» Task details:
Pull out every line containing the string "εργασίας".

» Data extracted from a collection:
■ ■ ■

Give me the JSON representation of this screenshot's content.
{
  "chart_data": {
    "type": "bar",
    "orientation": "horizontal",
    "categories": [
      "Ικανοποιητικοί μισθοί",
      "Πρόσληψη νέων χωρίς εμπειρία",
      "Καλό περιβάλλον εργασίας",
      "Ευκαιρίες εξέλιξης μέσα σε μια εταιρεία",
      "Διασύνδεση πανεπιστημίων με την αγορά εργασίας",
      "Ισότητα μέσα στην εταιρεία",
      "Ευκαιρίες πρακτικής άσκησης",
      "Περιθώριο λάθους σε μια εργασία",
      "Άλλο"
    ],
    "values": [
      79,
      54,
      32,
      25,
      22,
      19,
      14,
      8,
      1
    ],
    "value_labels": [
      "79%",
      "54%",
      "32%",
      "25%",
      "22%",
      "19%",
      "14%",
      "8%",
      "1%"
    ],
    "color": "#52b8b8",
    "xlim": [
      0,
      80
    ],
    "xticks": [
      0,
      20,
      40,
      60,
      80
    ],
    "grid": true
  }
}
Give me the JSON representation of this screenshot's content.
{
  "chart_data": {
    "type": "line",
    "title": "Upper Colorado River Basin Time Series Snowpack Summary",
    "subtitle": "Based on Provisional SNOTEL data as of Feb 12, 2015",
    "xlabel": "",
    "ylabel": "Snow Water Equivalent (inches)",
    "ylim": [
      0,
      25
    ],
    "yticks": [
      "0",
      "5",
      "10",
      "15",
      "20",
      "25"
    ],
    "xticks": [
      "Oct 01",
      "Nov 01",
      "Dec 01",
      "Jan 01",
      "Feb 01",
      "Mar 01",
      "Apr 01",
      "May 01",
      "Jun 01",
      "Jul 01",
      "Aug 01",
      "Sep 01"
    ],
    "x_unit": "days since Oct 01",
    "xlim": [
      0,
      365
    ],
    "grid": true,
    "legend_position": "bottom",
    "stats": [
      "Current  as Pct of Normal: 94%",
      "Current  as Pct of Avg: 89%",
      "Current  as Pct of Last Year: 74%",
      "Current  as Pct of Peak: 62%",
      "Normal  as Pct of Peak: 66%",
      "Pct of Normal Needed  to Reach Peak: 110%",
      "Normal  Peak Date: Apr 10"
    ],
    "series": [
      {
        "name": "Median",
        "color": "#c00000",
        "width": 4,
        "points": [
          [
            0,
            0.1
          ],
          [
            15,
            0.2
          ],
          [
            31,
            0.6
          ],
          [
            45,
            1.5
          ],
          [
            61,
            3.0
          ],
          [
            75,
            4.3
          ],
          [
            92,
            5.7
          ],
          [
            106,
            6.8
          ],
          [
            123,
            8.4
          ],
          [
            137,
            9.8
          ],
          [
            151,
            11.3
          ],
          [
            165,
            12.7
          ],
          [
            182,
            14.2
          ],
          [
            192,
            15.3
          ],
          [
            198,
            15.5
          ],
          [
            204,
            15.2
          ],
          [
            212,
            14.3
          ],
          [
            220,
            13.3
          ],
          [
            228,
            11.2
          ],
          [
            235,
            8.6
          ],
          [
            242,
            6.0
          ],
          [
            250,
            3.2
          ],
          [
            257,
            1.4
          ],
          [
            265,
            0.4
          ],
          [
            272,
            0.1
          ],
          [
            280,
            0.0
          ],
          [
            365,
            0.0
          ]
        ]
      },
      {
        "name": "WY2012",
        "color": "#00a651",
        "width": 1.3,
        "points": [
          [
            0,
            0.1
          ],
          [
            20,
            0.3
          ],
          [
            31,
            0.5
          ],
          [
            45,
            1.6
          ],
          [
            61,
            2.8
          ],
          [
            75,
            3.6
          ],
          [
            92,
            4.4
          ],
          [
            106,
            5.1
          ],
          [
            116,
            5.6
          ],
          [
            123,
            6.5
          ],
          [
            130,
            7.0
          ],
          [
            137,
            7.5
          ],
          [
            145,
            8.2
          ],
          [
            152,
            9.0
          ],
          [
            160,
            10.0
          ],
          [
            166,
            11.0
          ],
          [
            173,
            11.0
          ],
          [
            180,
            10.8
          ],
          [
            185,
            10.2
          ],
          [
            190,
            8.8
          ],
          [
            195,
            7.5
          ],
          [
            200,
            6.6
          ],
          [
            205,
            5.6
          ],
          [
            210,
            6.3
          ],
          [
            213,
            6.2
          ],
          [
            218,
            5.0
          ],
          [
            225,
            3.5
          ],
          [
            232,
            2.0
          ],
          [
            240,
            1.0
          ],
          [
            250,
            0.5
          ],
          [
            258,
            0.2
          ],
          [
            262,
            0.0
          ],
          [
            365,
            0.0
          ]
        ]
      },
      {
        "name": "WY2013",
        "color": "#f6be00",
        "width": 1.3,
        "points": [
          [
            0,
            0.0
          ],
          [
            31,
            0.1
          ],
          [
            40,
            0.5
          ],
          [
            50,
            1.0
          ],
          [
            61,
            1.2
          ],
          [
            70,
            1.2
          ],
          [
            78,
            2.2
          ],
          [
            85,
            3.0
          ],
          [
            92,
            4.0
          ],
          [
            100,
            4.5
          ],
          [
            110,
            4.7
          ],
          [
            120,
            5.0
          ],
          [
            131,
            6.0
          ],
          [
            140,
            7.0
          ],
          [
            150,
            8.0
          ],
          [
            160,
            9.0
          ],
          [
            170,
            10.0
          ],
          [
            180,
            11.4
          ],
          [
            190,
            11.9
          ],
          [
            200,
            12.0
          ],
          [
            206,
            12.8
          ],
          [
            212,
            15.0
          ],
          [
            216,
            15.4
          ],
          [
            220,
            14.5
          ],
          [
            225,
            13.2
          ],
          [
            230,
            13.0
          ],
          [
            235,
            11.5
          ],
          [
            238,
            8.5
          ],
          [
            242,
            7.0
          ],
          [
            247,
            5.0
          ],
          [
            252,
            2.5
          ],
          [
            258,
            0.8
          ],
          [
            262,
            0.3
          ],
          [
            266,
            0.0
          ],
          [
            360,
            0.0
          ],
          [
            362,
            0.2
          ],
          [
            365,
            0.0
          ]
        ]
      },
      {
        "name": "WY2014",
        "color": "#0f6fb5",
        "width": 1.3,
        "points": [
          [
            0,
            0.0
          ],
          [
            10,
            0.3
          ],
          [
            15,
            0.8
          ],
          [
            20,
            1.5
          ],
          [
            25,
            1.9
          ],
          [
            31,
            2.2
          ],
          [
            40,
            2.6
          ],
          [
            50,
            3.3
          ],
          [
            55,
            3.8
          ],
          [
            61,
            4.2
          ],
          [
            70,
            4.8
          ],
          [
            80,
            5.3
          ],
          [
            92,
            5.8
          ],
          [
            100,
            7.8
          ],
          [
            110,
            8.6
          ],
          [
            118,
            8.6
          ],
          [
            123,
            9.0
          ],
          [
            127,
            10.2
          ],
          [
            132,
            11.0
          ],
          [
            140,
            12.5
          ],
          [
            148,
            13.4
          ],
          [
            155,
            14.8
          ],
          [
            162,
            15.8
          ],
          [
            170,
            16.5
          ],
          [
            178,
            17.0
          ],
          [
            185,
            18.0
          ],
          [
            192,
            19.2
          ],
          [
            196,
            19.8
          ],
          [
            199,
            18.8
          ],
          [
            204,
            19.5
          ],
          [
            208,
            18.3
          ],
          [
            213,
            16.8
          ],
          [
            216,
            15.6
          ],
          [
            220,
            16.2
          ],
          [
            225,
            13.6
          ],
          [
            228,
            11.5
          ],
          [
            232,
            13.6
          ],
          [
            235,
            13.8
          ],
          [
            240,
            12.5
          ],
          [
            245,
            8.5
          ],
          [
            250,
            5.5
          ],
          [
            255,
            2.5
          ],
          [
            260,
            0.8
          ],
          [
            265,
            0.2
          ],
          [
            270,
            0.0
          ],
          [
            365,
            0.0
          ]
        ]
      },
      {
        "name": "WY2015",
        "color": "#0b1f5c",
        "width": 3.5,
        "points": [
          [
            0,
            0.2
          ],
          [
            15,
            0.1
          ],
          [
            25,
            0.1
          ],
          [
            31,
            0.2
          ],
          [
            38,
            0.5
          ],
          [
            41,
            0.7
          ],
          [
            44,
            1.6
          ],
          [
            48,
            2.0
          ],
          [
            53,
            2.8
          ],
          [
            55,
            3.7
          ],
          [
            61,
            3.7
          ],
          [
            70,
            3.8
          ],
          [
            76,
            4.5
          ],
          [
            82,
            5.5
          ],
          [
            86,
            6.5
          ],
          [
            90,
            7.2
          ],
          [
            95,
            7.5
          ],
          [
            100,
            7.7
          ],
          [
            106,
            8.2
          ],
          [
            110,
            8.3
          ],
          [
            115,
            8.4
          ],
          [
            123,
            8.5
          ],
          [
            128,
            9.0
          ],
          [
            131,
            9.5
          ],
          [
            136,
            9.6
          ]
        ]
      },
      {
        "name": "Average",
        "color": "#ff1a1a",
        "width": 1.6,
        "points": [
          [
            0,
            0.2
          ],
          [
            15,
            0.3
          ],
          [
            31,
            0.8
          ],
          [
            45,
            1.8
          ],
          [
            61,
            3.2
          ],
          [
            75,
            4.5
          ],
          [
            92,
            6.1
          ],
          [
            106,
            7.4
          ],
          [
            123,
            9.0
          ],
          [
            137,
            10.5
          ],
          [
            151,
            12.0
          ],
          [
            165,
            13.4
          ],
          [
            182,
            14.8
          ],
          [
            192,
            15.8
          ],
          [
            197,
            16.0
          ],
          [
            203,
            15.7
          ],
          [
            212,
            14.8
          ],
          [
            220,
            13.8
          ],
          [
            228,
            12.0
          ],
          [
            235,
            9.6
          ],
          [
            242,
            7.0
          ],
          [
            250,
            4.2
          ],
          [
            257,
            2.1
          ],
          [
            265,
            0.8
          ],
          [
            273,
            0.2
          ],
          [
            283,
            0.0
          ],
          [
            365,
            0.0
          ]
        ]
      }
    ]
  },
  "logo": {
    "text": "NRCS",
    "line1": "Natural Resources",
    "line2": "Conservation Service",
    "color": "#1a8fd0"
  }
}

■ ■ ■

» Solution for this task:
      "Καλό περιβάλλον εργασίας",
      "Διασύνδεση πανεπιστημίων με την αγορά εργασίας",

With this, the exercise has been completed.